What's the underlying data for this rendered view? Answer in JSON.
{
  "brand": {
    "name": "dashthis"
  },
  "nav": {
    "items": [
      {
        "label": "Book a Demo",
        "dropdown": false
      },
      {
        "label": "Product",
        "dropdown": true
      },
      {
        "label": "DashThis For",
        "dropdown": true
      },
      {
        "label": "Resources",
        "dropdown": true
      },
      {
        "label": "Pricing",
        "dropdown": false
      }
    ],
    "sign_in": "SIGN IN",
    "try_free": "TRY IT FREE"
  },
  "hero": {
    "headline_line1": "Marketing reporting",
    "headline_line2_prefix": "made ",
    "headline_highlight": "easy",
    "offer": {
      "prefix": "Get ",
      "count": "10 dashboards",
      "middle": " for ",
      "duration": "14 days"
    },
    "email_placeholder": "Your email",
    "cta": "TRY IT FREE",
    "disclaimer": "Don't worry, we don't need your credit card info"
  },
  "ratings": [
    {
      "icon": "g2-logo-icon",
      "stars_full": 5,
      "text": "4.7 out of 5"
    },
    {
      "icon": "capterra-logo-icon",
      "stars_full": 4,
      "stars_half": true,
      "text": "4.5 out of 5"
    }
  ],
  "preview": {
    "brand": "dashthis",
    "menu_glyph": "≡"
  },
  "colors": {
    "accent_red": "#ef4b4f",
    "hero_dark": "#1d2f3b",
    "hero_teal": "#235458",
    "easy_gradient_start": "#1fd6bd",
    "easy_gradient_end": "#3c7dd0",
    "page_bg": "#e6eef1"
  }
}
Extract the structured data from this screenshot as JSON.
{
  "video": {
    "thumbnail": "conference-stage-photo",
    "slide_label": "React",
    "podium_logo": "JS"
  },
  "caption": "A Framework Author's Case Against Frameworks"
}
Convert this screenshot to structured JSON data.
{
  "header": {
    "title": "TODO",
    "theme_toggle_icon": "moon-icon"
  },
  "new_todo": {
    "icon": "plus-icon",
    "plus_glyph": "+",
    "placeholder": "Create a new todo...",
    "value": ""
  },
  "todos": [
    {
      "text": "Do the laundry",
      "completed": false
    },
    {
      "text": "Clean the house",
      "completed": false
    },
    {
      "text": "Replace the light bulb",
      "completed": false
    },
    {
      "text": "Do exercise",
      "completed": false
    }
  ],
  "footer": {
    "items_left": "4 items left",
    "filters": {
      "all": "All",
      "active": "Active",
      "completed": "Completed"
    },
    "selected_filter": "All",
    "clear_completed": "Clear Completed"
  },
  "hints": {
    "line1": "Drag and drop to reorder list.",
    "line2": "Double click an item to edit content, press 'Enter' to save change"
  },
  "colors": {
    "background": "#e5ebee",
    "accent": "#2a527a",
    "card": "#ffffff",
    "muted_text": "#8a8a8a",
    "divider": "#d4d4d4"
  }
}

###

Exercise goal: Your task is to transcribe the material exactly.

Written answer:
What's the underlying data for this rendered view? Answer in JSON.
{
  "brand": {
    "name": "dashthis"
  },
  "nav": {
    "items": [
      {
        "label": "Book a Demo",
        "dropdown": false
      },
      {
        "label": "Product",
        "dropdown": true
      },
      {
        "label": "DashThis For",
        "dropdown": true
      },
      {
        "label": "Resources",
        "dropdown": true
      },
      {
        "label": "Pricing",
        "dropdown": false
      }
    ],
    "sign_in": "SIGN IN",
    "try_free": "TRY IT FREE"
  },
  "hero": {
    "headline_line1": "Marketing reporting",
    "headline_line2_prefix": "made ",
    "headline_highlight": "easy",
    "offer": {
      "prefix": "Get ",
      "count": "10 dashboards",
      "middle": " for ",
      "duration": "14 days"
    },
    "email_placeholder": "Your email",
    "cta": "TRY IT FREE",
    "disclaimer": "Don't worry, we don't need your credit card info"
  },
  "ratings": [
    {
      "icon": "g2-logo-icon",
      "stars_full": 5,
      "text": "4.7 out of 5"
    },
    {
      "icon": "capterra-logo-icon",
      "stars_full": 4,
      "stars_half": true,
      "text": "4.5 out of 5"
    }
  ],
  "preview": {
    "brand": "dashthis",
    "menu_glyph": "≡"
  },
  "colors": {
    "accent_red": "#ef4b4f",
    "hero_dark": "#1d2f3b",
    "hero_teal": "#235458",
    "easy_gradient_start": "#1fd6bd",
    "easy_gradient_end": "#3c7dd0",
    "page_bg": "#e6eef1"
  }
}
Extract the structured data from this screenshot as JSON.
{
  "video": {
    "thumbnail": "conference-stage-photo",
    "slide_label": "React",
    "podium_logo": "JS"
  },
  "caption": "A Framework Author's Case Against Frameworks"
}
Convert this screenshot to structured JSON data.
{
  "header": {
    "title": "TODO",
    "theme_toggle_icon": "moon-icon"
  },
  "new_todo": {
    "icon": "plus-icon",
    "plus_glyph": "+",
    "placeholder": "Create a new todo...",
    "value": ""
  },
  "todos": [
    {
      "text": "Do the laundry",
      "completed": false
    },
    {
      "text": "Clean the house",
      "completed": false
    },
    {
      "text": "Replace the light bulb",
      "completed": false
    },
    {
      "text": "Do exercise",
      "completed": false
    }
  ],
  "footer": {
    "items_left": "4 items left",
    "filters": {
      "all": "All",
      "active": "Active",
      "completed": "Completed"
    },
    "selected_filter": "All",
    "clear_completed": "Clear Completed"
  },
  "hints": {
    "line1": "Drag and drop to reorder list.",
    "line2": "Double click an item to edit content, press 'Enter' to save change"
  },
  "colors": {
    "background": "#e5ebee",
    "accent": "#2a527a",
    "card": "#ffffff",
    "muted_text": "#8a8a8a",
    "divider": "#d4d4d4"
  }
}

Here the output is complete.